INSTRUCTION A
Output the lines of the listing below, from its first line through the line containing "fullscreen-button[interactable]: [1110, 373, 1150, 411]", as a numbered list with blank lines left out.
++++ TEXT BLOCK ++++
The opinion of the court was delivered by: Reagan, District Judge
Before this Court is Defendant Mario Grimes' motion in limine seeking to preclude the government from impeaching Grimes with evidence of his prior convictions (Doc. 47). Grimes has one prior juvenile adjudication and three prior felony convictions.
As to Grimes' prior juvenile adjudication, FEDERAL RULE OF EVIDENCE 609(d) precludes impeachment of an accused through evidence of juvenile adjudications. Accordingly, the Court GRANTS Grimes' motion to the extent it asks this Court to preclude the government from impeaching Grimes by evidence of that adjudication.
As to Grimes' remaining convictions, the analysis is relatively more complex. Grimes has the following felony convictions: (1) a 2001 conviction for Tampering First Degree, (2) a 2001 conviction for Possession of a Defaced Firearm, and (3) a 2002 conviction for Felon in Possession of a Handgun, the offense on which he was incarcerated when the charged offenses occurred.
Pursuant to FEDERAL RULE OF EVIDENCE 609(b), prior crimes are only admissible for impeachment purposes if no more than ten years have elapsed from the date of conviction or the date of release from confinement.In this matter, all three of Grimes' prior convictions fall within this ten-year period.Accordingly, evidence of these crimes should be allowed for impeachment purposes if this Court finds that the convictions meet the balancing test provided in RULE 609(a).
++++ DATA FOR THE TASK ++++
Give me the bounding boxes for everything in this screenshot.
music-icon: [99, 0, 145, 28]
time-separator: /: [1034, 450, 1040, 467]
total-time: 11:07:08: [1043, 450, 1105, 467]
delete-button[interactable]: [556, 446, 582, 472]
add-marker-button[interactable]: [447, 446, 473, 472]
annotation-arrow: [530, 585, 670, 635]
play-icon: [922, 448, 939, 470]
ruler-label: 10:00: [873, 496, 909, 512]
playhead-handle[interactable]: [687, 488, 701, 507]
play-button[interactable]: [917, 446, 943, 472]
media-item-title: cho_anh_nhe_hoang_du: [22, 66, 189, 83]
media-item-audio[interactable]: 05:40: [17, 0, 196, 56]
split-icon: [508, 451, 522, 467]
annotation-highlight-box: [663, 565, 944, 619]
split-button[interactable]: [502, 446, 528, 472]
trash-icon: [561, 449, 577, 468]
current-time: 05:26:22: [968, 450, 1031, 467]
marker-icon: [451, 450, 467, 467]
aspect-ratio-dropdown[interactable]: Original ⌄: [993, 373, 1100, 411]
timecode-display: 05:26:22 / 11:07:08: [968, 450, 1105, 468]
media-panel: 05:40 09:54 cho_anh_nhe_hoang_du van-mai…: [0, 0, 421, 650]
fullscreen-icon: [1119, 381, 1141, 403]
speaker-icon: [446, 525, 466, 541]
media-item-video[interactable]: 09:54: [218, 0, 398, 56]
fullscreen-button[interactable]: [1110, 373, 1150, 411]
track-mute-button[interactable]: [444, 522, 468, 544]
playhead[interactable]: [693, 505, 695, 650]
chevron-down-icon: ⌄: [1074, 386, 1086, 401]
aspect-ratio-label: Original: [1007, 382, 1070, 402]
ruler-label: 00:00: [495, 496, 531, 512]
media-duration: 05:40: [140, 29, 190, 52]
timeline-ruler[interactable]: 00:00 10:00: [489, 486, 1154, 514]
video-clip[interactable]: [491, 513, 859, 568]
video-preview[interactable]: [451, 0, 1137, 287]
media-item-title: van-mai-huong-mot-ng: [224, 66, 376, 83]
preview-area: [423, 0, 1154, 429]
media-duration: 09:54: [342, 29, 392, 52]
++++
INSTRUCTION B
According to the court opinion above, which rule of evidence prevents impeaching an accused with juvenile adjudications?

FINAL ANSWER A
1. Give me the bounding boxes for everything in this screenshot.
2. music-icon: [99, 0, 145, 28]
3. time-separator: /: [1034, 450, 1040, 467]
4. total-time: 11:07:08: [1043, 450, 1105, 467]
5. delete-button[interactable]: [556, 446, 582, 472]
6. add-marker-button[interactable]: [447, 446, 473, 472]
7. annotation-arrow: [530, 585, 670, 635]
8. play-icon: [922, 448, 939, 470]
9. ruler-label: 10:00: [873, 496, 909, 512]
10. playhead-handle[interactable]: [687, 488, 701, 507]
11. play-button[interactable]: [917, 446, 943, 472]
12. media-item-title: cho_anh_nhe_hoang_du: [22, 66, 189, 83]
13. media-item-audio[interactable]: 05:40: [17, 0, 196, 56]
14. split-icon: [508, 451, 522, 467]
15. annotation-highlight-box: [663, 565, 944, 619]
16. split-button[interactable]: [502, 446, 528, 472]
17. trash-icon: [561, 449, 577, 468]
18. current-time: 05:26:22: [968, 450, 1031, 467]
19. marker-icon: [451, 450, 467, 467]
20. aspect-ratio-dropdown[interactable]: Original ⌄: [993, 373, 1100, 411]
21. timecode-display: 05:26:22 / 11:07:08: [968, 450, 1105, 468]
22. media-panel: 05:40 09:54 cho_anh_nhe_hoang_du van-mai…: [0, 0, 421, 650]
23. fullscreen-icon: [1119, 381, 1141, 403]
24. speaker-icon: [446, 525, 466, 541]
25. media-item-video[interactable]: 09:54: [218, 0, 398, 56]
26. fullscreen-button[interactable]: [1110, 373, 1150, 411]

FINAL ANSWER B
Federal Rule of Evidence 609(d).